▶ _GIVEN PROBLEM_
Skip the pictures. Reproduce all other material exactly.

▶ _SOURCE MATERIAL_
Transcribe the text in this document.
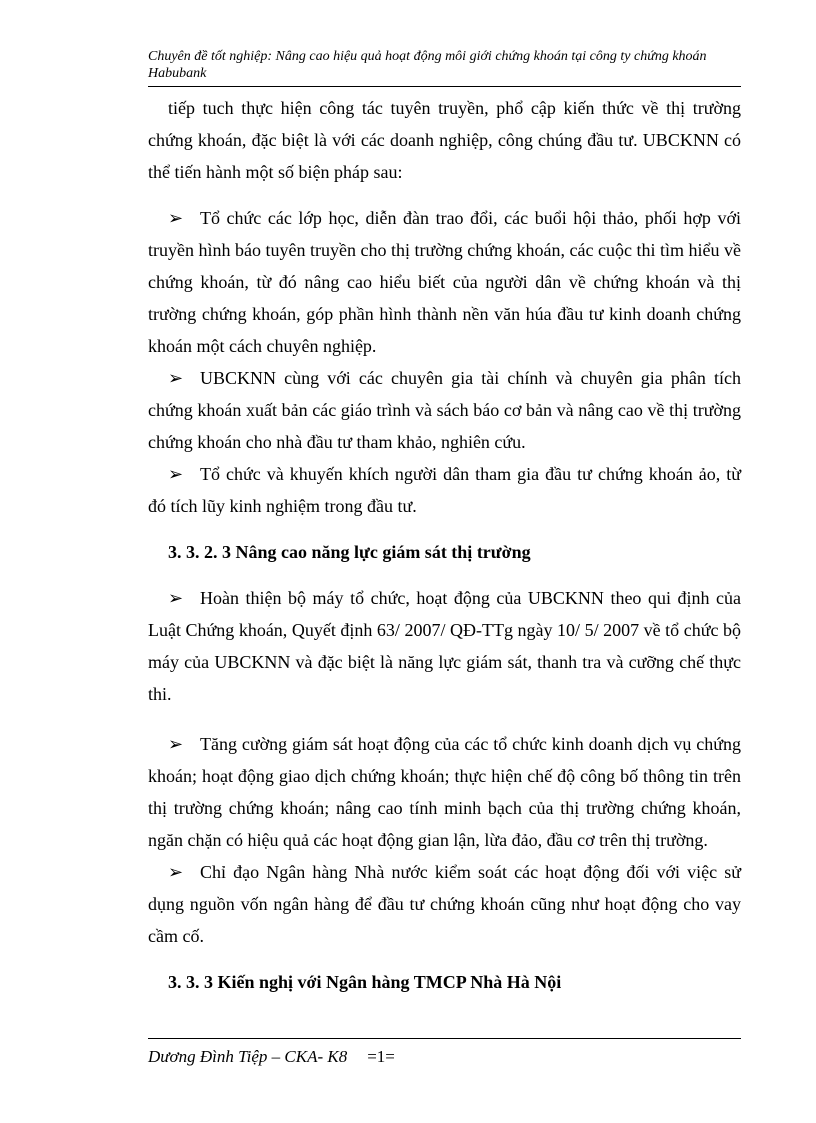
Chuyên đề tốt nghiệp: Nâng cao hiệu quả hoạt động môi giới chứng khoán tại công ty chứng khoán Habubank

tiếp tuch thực hiện công tác tuyên truyền, phổ cập kiến thức về thị trường chứng khoán, đặc biệt là với các doanh nghiệp, công chúng đầu tư. UBCKNN có thể tiến hành một số biện pháp sau:

➢ Tổ chức các lớp học, diễn đàn trao đổi, các buổi hội thảo, phối hợp với truyền hình báo tuyên truyền cho thị trường chứng khoán, các cuộc thi tìm hiểu về chứng khoán, từ đó nâng cao hiểu biết của người dân về chứng khoán và thị trường chứng khoán, góp phần hình thành nền văn húa đầu tư kinh doanh chứng khoán một cách chuyên nghiệp.

➢ UBCKNN cùng với các chuyên gia tài chính và chuyên gia phân tích chứng khoán xuất bản các giáo trình và sách báo cơ bản và nâng cao về thị trường chứng khoán cho nhà đầu tư tham khảo, nghiên cứu.

➢ Tổ chức và khuyến khích người dân tham gia đầu tư chứng khoán ảo, từ đó tích lũy kinh nghiệm trong đầu tư.

3. 3. 2. 3 Nâng cao năng lực giám sát thị trường

➢ Hoàn thiện bộ máy tổ chức, hoạt động của UBCKNN theo qui định của Luật Chứng khoán, Quyết định 63/ 2007/ QĐ-TTg ngày 10/ 5/ 2007 về tổ chức bộ máy của UBCKNN và đặc biệt là năng lực giám sát, thanh tra và cưỡng chế thực thi.

➢ Tăng cường giám sát hoạt động của các tổ chức kinh doanh dịch vụ chứng khoán; hoạt động giao dịch chứng khoán; thực hiện chế độ công bố thông tin trên thị trường chứng khoán; nâng cao tính minh bạch của thị trường chứng khoán, ngăn chặn có hiệu quả các hoạt động gian lận, lừa đảo, đầu cơ trên thị trường.

➢ Chỉ đạo Ngân hàng Nhà nước kiểm soát các hoạt động đối với việc sử dụng nguồn vốn ngân hàng để đầu tư chứng khoán cũng như hoạt động cho vay cầm cố.

3. 3. 3 Kiến nghị với Ngân hàng TMCP Nhà Hà Nội
Dương Đình Tiệp – CKA- K8 =1=
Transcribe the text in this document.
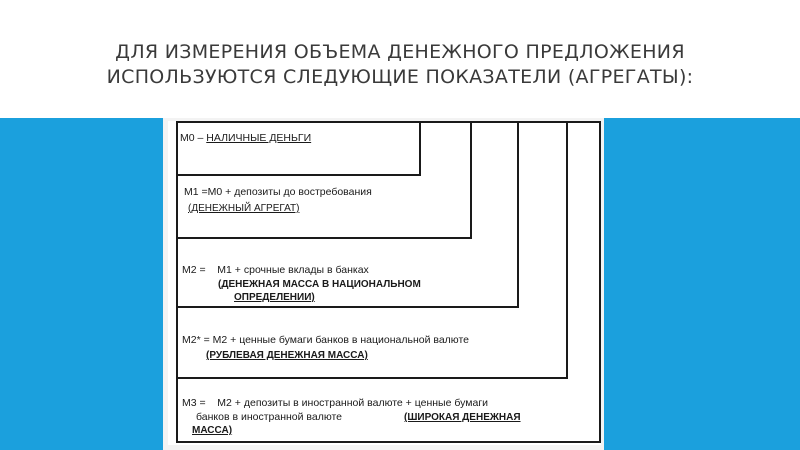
ДЛЯ ИЗМЕРЕНИЯ ОБЪЕМА ДЕНЕЖНОГО ПРЕДЛОЖЕНИЯ
ИСПОЛЬЗУЮТСЯ СЛЕДУЮЩИЕ ПОКАЗАТЕЛИ (АГРЕГАТЫ):
М0 – НАЛИЧНЫЕ ДЕНЬГИ
М1 =М0 + депозиты до востребования
(ДЕНЕЖНЫЙ АГРЕГАТ)
М2 =    М1 + срочные вклады в банках
(ДЕНЕЖНАЯ МАССА В НАЦИОНАЛЬНОМ
ОПРЕДЕЛЕНИИ)
М2* = М2 + ценные бумаги банков в национальной валюте
(РУБЛЕВАЯ ДЕНЕЖНАЯ МАССА)
М3 =    М2 + депозиты в иностранной валюте + ценные бумаги
банков в иностранной валюте	(ШИРОКАЯ ДЕНЕЖНАЯ
МАССА)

▶ _RESPONSE_
Transcribe the text in this document.
Chuyên đề tốt nghiệp: Nâng cao hiệu quả hoạt động môi giới chứng khoán tại công ty chứng khoán Habubank

tiếp tuch thực hiện công tác tuyên truyền, phổ cập kiến thức về thị trường chứng khoán, đặc biệt là với các doanh nghiệp, công chúng đầu tư. UBCKNN có thể tiến hành một số biện pháp sau:

➢ Tổ chức các lớp học, diễn đàn trao đổi, các buổi hội thảo, phối hợp với truyền hình báo tuyên truyền cho thị trường chứng khoán, các cuộc thi tìm hiểu về chứng khoán, từ đó nâng cao hiểu biết của người dân về chứng khoán và thị trường chứng khoán, góp phần hình thành nền văn húa đầu tư kinh doanh chứng khoán một cách chuyên nghiệp.

➢ UBCKNN cùng với các chuyên gia tài chính và chuyên gia phân tích chứng khoán xuất bản các giáo trình và sách báo cơ bản và nâng cao về thị trường chứng khoán cho nhà đầu tư tham khảo, nghiên cứu.

➢ Tổ chức và khuyến khích người dân tham gia đầu tư chứng khoán ảo, từ đó tích lũy kinh nghiệm trong đầu tư.

3. 3. 2. 3 Nâng cao năng lực giám sát thị trường

➢ Hoàn thiện bộ máy tổ chức, hoạt động của UBCKNN theo qui định của Luật Chứng khoán, Quyết định 63/ 2007/ QĐ-TTg ngày 10/ 5/ 2007 về tổ chức bộ máy của UBCKNN và đặc biệt là năng lực giám sát, thanh tra và cưỡng chế thực thi.

➢ Tăng cường giám sát hoạt động của các tổ chức kinh doanh dịch vụ chứng khoán; hoạt động giao dịch chứng khoán; thực hiện chế độ công bố thông tin trên thị trường chứng khoán; nâng cao tính minh bạch của thị trường chứng khoán, ngăn chặn có hiệu quả các hoạt động gian lận, lừa đảo, đầu cơ trên thị trường.

➢ Chỉ đạo Ngân hàng Nhà nước kiểm soát các hoạt động đối với việc sử dụng nguồn vốn ngân hàng để đầu tư chứng khoán cũng như hoạt động cho vay cầm cố.

3. 3. 3 Kiến nghị với Ngân hàng TMCP Nhà Hà Nội
Dương Đình Tiệp – CKA- K8 =1=
Transcribe the text in this document.
ДЛЯ ИЗМЕРЕНИЯ ОБЪЕМА ДЕНЕЖНОГО ПРЕДЛОЖЕНИЯ
ИСПОЛЬЗУЮТСЯ СЛЕДУЮЩИЕ ПОКАЗАТЕЛИ (АГРЕГАТЫ):
М0 – НАЛИЧНЫЕ ДЕНЬГИ
М1 =М0 + депозиты до востребования
(ДЕНЕЖНЫЙ АГРЕГАТ)
М2 =    М1 + срочные вклады в банках
(ДЕНЕЖНАЯ МАССА В НАЦИОНАЛЬНОМ
ОПРЕДЕЛЕНИИ)
М2* = М2 + ценные бумаги банков в национальной валюте
(РУБЛЕВАЯ ДЕНЕЖНАЯ МАССА)
М3 =    М2 + депозиты в иностранной валюте + ценные бумаги
банков в иностранной валюте	(ШИРОКАЯ ДЕНЕЖНАЯ
МАССА)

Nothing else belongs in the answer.